Find the lines holding "предусмотренных" and copy them.

[Dataset records]

--- Start ---

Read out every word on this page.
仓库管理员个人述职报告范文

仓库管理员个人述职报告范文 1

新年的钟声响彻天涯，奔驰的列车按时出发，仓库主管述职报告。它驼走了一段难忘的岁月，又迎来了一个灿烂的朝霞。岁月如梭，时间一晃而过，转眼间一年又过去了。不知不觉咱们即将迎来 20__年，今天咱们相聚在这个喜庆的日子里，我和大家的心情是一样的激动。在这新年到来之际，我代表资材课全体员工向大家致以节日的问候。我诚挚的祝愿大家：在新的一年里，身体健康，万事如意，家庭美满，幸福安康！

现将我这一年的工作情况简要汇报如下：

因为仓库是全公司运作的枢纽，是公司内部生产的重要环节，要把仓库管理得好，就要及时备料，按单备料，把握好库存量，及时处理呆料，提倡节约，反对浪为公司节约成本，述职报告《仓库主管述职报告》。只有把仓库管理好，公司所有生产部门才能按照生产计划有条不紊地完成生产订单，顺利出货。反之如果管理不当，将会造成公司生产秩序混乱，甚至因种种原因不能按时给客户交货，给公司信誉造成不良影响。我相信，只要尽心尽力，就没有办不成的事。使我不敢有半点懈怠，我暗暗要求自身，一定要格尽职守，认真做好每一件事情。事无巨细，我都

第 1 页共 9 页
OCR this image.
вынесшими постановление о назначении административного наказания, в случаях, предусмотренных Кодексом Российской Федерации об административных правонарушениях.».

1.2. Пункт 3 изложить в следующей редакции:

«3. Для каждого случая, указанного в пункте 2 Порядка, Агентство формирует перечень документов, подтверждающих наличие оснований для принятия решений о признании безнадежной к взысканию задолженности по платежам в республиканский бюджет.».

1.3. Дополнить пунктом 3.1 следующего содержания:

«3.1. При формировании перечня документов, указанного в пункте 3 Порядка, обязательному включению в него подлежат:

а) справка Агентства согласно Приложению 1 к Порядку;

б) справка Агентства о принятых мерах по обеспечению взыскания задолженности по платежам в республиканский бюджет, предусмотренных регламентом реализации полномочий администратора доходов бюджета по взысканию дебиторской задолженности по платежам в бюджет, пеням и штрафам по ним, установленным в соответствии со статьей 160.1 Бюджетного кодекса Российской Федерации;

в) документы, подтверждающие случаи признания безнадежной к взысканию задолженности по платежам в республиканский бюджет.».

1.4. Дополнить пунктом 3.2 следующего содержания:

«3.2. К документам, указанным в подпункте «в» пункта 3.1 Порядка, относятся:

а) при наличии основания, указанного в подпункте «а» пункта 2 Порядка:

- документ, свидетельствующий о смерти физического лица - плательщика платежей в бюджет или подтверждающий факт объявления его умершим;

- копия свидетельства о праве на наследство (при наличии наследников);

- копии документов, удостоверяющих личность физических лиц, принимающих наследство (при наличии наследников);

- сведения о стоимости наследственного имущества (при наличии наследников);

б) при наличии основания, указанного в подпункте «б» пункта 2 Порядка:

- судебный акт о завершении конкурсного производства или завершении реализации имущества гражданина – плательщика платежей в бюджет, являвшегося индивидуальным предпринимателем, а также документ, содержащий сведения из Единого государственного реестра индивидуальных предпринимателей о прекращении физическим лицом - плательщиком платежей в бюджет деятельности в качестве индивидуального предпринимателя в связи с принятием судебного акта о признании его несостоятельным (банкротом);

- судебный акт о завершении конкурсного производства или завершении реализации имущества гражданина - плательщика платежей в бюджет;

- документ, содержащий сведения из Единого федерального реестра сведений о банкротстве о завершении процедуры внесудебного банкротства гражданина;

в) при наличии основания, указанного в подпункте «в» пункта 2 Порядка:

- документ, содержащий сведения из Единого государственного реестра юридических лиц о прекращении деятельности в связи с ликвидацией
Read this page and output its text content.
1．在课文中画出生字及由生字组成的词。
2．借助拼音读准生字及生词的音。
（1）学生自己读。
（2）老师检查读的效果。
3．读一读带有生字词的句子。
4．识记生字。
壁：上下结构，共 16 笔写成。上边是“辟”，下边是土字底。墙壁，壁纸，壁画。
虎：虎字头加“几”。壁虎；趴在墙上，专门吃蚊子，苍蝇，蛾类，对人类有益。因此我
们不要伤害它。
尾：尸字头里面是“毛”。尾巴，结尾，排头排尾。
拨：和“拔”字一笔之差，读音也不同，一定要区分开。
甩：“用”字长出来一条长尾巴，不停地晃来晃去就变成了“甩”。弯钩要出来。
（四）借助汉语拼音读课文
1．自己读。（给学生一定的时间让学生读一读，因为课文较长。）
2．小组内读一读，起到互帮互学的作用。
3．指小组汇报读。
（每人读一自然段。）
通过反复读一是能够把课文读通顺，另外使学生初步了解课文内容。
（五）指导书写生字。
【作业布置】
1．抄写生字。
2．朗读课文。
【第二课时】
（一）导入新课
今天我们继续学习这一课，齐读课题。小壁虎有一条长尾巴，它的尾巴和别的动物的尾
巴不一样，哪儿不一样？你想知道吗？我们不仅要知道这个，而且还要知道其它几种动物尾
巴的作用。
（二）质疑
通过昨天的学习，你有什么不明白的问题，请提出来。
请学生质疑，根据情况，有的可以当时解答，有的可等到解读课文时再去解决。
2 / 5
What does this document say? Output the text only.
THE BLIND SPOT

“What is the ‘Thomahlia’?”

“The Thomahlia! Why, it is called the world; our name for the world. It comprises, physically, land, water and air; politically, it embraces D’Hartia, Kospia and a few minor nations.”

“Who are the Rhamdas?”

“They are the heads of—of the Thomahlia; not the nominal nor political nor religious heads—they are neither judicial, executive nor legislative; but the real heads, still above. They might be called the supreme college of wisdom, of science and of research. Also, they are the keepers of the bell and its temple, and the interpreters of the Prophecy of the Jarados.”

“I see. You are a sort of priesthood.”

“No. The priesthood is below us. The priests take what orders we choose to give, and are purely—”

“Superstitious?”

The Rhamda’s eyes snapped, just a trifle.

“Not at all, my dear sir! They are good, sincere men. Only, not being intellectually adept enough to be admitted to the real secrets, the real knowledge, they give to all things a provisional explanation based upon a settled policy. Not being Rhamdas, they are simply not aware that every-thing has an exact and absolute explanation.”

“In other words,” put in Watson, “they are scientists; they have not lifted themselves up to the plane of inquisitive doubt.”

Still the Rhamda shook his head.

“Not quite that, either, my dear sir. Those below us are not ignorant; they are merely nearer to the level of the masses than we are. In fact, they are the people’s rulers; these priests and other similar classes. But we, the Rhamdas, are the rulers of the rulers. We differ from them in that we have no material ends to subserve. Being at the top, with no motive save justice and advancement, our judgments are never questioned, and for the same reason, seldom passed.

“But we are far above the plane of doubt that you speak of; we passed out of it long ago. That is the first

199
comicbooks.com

--- End ---

### Answer to the exercise
вынесшими постановление о назначении административного наказания, в случаях, предусмотренных Кодексом Российской Федерации об административных правонарушениях.».
б) справка Агентства о принятых мерах по обеспечению взыскания задолженности по платежам в республиканский бюджет, предусмотренных регламентом реализации полномочий администратора доходов бюджета по взысканию дебиторской задолженности по платежам в бюджет, пеням и штрафам по ним, установленным в соответствии со статьей 160.1 Бюджетного кодекса Российской Федерации;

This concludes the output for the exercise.